Record list:
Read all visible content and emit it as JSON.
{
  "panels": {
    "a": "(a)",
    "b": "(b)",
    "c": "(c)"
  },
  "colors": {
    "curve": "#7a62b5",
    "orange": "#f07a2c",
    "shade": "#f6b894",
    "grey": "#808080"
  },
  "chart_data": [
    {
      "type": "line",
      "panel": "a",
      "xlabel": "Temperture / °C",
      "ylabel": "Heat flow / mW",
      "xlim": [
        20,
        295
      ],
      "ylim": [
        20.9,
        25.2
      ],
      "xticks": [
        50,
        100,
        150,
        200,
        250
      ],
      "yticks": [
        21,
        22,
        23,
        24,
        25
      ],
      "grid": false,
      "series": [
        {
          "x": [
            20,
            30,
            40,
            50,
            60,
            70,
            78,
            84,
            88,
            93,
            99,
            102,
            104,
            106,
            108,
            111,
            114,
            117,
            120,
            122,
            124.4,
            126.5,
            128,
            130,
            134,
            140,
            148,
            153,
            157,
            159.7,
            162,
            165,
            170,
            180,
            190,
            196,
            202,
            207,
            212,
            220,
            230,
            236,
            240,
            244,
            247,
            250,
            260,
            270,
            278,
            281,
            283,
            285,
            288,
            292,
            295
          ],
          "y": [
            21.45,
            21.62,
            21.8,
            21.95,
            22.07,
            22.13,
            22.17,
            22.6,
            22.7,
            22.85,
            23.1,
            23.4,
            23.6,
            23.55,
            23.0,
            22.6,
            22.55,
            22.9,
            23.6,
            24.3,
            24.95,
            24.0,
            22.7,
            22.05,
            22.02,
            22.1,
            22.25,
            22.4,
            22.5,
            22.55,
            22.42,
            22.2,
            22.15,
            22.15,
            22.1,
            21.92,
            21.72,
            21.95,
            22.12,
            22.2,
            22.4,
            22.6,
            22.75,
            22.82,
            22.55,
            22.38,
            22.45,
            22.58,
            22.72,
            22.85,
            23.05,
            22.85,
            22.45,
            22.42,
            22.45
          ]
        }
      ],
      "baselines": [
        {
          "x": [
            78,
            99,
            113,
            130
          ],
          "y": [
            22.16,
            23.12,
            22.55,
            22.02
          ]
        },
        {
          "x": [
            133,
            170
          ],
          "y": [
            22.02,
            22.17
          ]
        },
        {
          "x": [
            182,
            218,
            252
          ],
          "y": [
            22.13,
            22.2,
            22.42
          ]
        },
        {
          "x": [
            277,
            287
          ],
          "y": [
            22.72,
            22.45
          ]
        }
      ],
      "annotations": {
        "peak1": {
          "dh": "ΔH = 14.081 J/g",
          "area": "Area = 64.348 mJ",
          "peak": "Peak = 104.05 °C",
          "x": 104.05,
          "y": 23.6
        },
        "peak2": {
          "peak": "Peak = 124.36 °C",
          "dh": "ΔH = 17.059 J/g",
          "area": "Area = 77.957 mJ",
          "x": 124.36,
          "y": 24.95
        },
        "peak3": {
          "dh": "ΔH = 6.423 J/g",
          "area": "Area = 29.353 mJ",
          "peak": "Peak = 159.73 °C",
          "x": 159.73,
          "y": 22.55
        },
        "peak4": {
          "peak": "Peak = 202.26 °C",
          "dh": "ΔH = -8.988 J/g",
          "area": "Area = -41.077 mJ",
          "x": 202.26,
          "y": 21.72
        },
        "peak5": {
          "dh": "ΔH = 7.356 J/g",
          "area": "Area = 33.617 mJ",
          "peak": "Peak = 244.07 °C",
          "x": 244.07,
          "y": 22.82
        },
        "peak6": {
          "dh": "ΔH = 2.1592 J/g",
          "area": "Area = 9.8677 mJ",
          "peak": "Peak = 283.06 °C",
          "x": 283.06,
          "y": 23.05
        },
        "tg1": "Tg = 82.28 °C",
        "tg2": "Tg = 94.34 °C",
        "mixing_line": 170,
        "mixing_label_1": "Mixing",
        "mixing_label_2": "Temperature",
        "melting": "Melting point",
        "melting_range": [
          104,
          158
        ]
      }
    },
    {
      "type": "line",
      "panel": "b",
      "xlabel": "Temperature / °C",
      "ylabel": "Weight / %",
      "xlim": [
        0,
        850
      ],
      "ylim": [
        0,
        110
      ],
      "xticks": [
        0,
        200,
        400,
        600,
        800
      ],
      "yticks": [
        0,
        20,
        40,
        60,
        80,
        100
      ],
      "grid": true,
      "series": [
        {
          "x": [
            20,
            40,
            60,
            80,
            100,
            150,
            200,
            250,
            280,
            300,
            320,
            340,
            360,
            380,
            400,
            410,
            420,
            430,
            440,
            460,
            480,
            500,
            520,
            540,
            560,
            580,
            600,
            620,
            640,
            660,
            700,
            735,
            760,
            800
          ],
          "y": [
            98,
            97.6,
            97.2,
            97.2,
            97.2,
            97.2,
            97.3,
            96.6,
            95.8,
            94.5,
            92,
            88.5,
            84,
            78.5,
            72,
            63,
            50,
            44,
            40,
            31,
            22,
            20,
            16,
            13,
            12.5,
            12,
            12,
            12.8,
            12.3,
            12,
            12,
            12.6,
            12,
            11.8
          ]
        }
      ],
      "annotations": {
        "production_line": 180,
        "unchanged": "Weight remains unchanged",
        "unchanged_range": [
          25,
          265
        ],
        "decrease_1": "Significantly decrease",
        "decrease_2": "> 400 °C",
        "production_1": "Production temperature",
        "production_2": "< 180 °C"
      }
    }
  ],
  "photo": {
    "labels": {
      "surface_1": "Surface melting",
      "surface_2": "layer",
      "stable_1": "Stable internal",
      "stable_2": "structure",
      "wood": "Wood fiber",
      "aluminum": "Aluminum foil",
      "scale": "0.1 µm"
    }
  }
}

Requirements: Every entry should be output exactly as written, please.

Written solution:
Read all visible content and emit it as JSON.
{
  "panels": {
    "a": "(a)",
    "b": "(b)",
    "c": "(c)"
  },
  "colors": {
    "curve": "#7a62b5",
    "orange": "#f07a2c",
    "shade": "#f6b894",
    "grey": "#808080"
  },
  "chart_data": [
    {
      "type": "line",
      "panel": "a",
      "xlabel": "Temperture / °C",
      "ylabel": "Heat flow / mW",
      "xlim": [
        20,
        295
      ],
      "ylim": [
        20.9,
        25.2
      ],
      "xticks": [
        50,
        100,
        150,
        200,
        250
      ],
      "yticks": [
        21,
        22,
        23,
        24,
        25
      ],
      "grid": false,
      "series": [
        {
          "x": [
            20,
            30,
            40,
            50,
            60,
            70,
            78,
            84,
            88,
            93,
            99,
            102,
            104,
            106,
            108,
            111,
            114,
            117,
            120,
            122,
            124.4,
            126.5,
            128,
            130,
            134,
            140,
            148,
            153,
            157,
            159.7,
            162,
            165,
            170,
            180,
            190,
            196,
            202,
            207,
            212,
            220,
            230,
            236,
            240,
            244,
            247,
            250,
            260,
            270,
            278,
            281,
            283,
            285,
            288,
            292,
            295
          ],
          "y": [
            21.45,
            21.62,
            21.8,
            21.95,
            22.07,
            22.13,
            22.17,
            22.6,
            22.7,
            22.85,
            23.1,
            23.4,
            23.6,
            23.55,
            23.0,
            22.6,
            22.55,
            22.9,
            23.6,
            24.3,
            24.95,
            24.0,
            22.7,
            22.05,
            22.02,
            22.1,
            22.25,
            22.4,
            22.5,
            22.55,
            22.42,
            22.2,
            22.15,
            22.15,
            22.1,
            21.92,
            21.72,
            21.95,
            22.12,
            22.2,
            22.4,
            22.6,
            22.75,
            22.82,
            22.55,
            22.38,
            22.45,
            22.58,
            22.72,
            22.85,
            23.05,
            22.85,
            22.45,
            22.42,
            22.45
          ]
        }
      ],
      "baselines": [
        {
          "x": [
            78,
            99,
            113,
            130
          ],
          "y": [
            22.16,
            23.12,
            22.55,
            22.02
          ]
        },
        {
          "x": [
            133,
            170
          ],
          "y": [
            22.02,
            22.17
          ]
        },
        {
          "x": [
            182,
            218,
            252
          ],
          "y": [
            22.13,
            22.2,
            22.42
          ]
        },
        {
          "x": [
            277,
            287
          ],
          "y": [
            22.72,
            22.45
          ]
        }
      ],
      "annotations": {
        "peak1": {
          "dh": "ΔH = 14.081 J/g",
          "area": "Area = 64.348 mJ",
          "peak": "Peak = 104.05 °C",
          "x": 104.05,
          "y": 23.6
        },
        "peak2": {
          "peak": "Peak = 124.36 °C",
          "dh": "ΔH = 17.059 J/g",
          "area": "Area = 77.957 mJ",
          "x": 124.36,
          "y": 24.95
        },
        "peak3": {
          "dh": "ΔH = 6.423 J/g",
          "area": "Area = 29.353 mJ",
          "peak": "Peak = 159.73 °C",
          "x": 159.73,
          "y": 22.55
        },
        "peak4": {
          "peak": "Peak = 202.26 °C",
          "dh": "ΔH = -8.988 J/g",
          "area": "Area = -41.077 mJ",
          "x": 202.26,
          "y": 21.72
        },
        "peak5": {
          "dh": "ΔH = 7.356 J/g",
          "area": "Area = 33.617 mJ",
          "peak": "Peak = 244.07 °C",
          "x": 244.07,
          "y": 22.82
        },
        "peak6": {
          "dh": "ΔH = 2.1592 J/g",
          "area": "Area = 9.8677 mJ",
          "peak": "Peak = 283.06 °C",
          "x": 283.06,
          "y": 23.05
        },
        "tg1": "Tg = 82.28 °C",
        "tg2": "Tg = 94.34 °C",
        "mixing_line": 170,
        "mixing_label_1": "Mixing",
        "mixing_label_2": "Temperature",
        "melting": "Melting point",
        "melting_range": [
          104,
          158
        ]
      }
    },
    {
      "type": "line",
      "panel": "b",
      "xlabel": "Temperature / °C",
      "ylabel": "Weight / %",
      "xlim": [
        0,
        850
      ],
      "ylim": [
        0,
        110
      ],
      "xticks": [
        0,
        200,
        400,
        600,
        800
      ],
      "yticks": [
        0,
        20,
        40,
        60,
        80,
        100
      ],
      "grid": true,
      "series": [
        {
          "x": [
            20,
            40,
            60,
            80,
            100,
            150,
            200,
            250,
            280,
            300,
            320,
            340,
            360,
            380,
            400,
            410,
            420,
            430,
            440,
            460,
            480,
            500,
            520,
            540,
            560,
            580,
            600,
            620,
            640,
            660,
            700,
            735,
            760,
            800
          ],
          "y": [
            98,
            97.6,
            97.2,
            97.2,
            97.2,
            97.2,
            97.3,
            96.6,
            95.8,
            94.5,
            92,
            88.5,
            84,
            78.5,
            72,
            63,
            50,
            44,
            40,
            31,
            22,
            20,
            16,
            13,
            12.5,
            12,
            12,
            12.8,
            12.3,
            12,
            12,
            12.6,
            12,
            11.8
          ]
        }
      ],
      "annotations": {
        "production_line": 180,
        "unchanged": "Weight remains unchanged",
        "unchanged_range": [
          25,
          265
        ],
        "decrease_1": "Significantly decrease",
        "decrease_2": "> 400 °C",
        "production_1": "Production temperature",
        "production_2": "< 180 °C"
      }
    }
  ],
  "photo": {
    "labels": {
      "surface_1": "Surface melting",
      "surface_2": "layer",
      "stable_1": "Stable internal",
      "stable_2": "structure",
      "wood": "Wood fiber",
      "aluminum": "Aluminum foil",
      "scale": "0.1 µm"
    }
  }
}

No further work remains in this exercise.